*Short task*.
Count the lines below that contain the word "Convert". Give only the number.

*Record list*.
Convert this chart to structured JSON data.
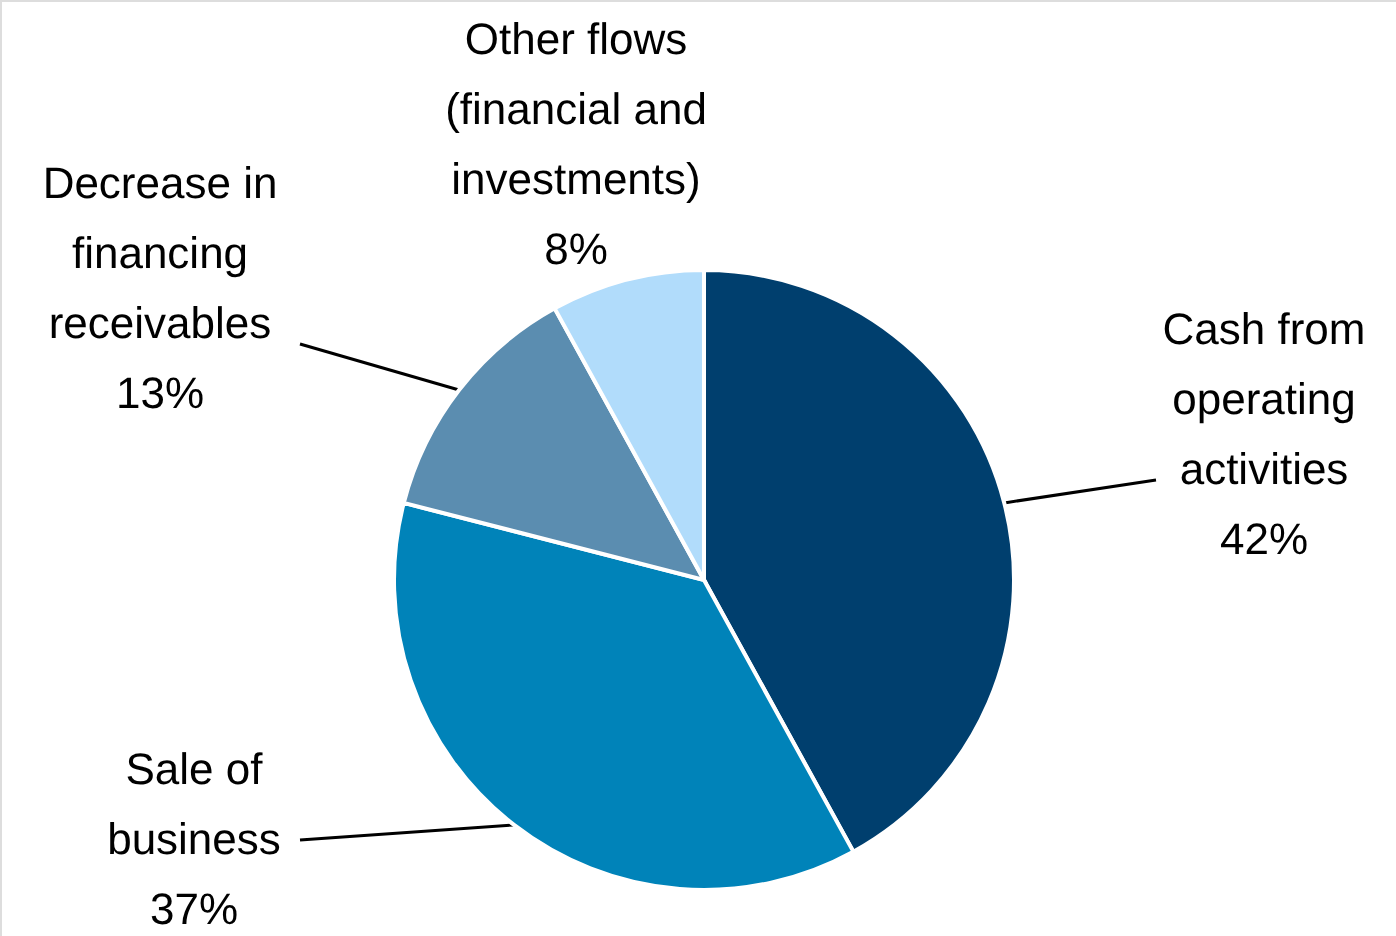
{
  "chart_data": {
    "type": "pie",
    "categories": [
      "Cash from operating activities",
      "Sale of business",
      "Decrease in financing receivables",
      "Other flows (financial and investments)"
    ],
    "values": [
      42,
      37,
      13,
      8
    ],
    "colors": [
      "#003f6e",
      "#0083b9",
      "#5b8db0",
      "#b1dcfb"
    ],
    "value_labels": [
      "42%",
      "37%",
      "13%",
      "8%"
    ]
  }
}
* * *
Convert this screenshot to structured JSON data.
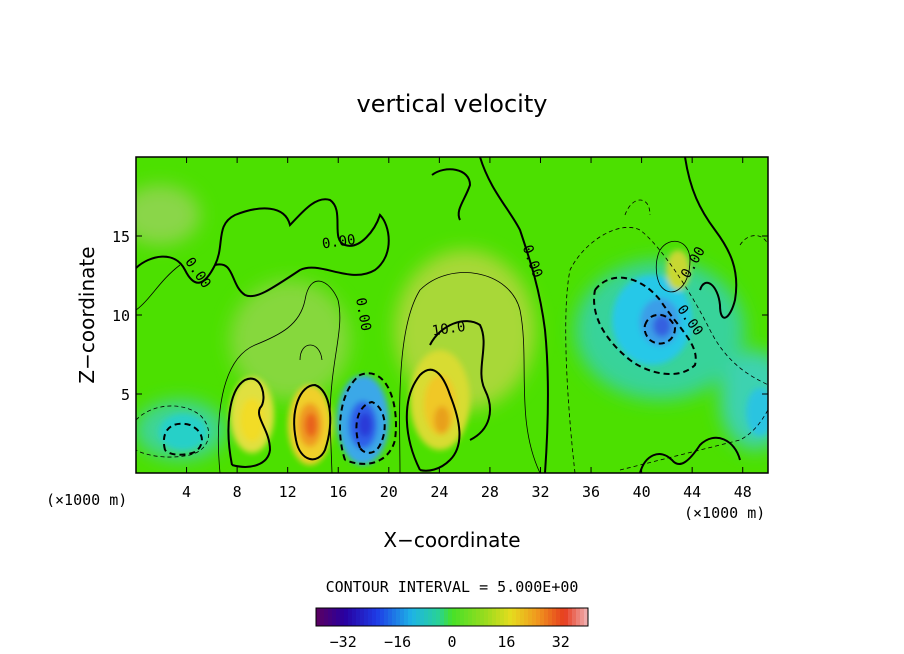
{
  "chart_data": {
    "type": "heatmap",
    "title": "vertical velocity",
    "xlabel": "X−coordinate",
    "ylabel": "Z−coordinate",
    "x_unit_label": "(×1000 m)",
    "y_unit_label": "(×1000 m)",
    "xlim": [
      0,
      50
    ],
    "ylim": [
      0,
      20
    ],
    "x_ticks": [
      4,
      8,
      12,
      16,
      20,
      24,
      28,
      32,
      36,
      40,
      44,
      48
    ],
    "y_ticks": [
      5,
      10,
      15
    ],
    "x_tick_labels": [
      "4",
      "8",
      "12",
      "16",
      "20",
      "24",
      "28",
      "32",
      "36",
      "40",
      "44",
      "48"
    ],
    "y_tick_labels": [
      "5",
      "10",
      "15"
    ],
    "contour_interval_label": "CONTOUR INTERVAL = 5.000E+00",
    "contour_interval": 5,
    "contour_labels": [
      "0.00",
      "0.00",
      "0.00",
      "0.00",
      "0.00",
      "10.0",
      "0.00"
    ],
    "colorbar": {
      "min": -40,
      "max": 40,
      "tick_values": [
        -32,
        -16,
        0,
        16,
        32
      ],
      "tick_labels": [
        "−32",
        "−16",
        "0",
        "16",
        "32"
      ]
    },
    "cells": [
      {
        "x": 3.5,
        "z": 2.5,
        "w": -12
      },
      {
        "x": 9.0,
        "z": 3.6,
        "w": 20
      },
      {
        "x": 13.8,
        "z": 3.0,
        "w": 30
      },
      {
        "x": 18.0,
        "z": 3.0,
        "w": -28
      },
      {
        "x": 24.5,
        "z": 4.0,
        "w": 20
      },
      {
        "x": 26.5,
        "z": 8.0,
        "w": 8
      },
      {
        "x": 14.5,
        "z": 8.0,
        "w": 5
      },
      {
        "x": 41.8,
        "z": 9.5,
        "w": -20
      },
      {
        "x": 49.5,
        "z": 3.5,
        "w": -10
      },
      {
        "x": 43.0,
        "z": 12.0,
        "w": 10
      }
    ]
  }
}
* * *
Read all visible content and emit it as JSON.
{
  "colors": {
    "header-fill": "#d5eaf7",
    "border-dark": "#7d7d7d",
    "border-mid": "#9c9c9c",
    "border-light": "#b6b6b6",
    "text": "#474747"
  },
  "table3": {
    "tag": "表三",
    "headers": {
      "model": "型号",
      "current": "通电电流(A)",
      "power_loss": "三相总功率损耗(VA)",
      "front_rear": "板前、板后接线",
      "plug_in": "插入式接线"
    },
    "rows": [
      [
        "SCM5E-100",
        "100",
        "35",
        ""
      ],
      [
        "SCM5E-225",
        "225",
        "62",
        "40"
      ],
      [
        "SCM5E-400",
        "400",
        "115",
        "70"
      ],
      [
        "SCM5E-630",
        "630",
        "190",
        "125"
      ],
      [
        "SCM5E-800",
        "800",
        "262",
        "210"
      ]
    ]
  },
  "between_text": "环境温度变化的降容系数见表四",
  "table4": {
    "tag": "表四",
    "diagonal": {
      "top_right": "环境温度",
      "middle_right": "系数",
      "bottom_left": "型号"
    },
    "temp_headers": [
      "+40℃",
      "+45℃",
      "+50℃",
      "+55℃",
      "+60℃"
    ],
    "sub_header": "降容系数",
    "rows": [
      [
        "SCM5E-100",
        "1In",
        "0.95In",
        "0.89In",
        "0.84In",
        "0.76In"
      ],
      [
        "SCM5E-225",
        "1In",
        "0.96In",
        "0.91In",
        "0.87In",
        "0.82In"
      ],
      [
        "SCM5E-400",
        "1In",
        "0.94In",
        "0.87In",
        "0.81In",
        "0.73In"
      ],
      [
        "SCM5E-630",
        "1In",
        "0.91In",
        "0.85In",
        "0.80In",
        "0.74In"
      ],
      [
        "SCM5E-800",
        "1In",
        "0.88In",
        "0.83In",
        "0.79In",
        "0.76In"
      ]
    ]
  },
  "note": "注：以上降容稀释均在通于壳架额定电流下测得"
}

*Solution*.
2